-------- Data provided

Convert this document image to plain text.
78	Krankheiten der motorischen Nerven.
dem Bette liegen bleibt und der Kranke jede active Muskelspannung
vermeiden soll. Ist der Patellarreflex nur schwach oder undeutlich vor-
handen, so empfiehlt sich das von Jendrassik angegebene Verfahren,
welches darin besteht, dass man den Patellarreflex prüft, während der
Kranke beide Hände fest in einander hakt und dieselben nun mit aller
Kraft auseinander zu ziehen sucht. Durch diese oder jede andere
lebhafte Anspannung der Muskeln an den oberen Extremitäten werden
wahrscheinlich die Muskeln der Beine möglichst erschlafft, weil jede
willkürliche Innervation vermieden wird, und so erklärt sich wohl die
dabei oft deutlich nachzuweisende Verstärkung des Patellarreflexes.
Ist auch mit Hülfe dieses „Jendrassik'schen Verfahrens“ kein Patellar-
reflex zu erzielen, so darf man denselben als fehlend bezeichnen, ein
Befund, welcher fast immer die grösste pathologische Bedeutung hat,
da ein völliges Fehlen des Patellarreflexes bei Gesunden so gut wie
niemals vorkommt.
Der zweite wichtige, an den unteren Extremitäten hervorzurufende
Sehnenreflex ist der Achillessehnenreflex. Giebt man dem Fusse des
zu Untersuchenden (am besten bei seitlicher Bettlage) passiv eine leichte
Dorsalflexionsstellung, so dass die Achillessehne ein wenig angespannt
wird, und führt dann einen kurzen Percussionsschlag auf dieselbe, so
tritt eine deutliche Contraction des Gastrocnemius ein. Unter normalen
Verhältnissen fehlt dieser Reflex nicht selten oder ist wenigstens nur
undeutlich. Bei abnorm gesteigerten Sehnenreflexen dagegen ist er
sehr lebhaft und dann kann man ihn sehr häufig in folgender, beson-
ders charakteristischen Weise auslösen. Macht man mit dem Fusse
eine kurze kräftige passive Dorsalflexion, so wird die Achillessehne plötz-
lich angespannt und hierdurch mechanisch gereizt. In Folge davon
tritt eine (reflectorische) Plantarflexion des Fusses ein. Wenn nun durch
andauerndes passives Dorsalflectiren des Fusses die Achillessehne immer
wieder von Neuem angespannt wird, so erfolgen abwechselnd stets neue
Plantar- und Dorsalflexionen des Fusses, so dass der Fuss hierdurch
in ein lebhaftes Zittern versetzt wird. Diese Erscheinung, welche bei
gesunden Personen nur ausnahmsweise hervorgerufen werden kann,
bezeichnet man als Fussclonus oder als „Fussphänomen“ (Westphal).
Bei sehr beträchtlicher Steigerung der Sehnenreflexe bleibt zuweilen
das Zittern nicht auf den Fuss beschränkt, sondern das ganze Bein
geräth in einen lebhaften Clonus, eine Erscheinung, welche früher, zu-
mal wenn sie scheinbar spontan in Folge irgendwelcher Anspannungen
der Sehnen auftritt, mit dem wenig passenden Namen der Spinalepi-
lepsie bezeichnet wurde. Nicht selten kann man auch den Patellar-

----------------

## Written instruction
In the records above, locate each line with the word "Patellarreflexes". Copy all such lines.

## Result of the task
dabei oft deutlich nachzuweisende Verstärkung des Patellarreflexes.
da ein völliges Fehlen des Patellarreflexes bei Gesunden so gut wie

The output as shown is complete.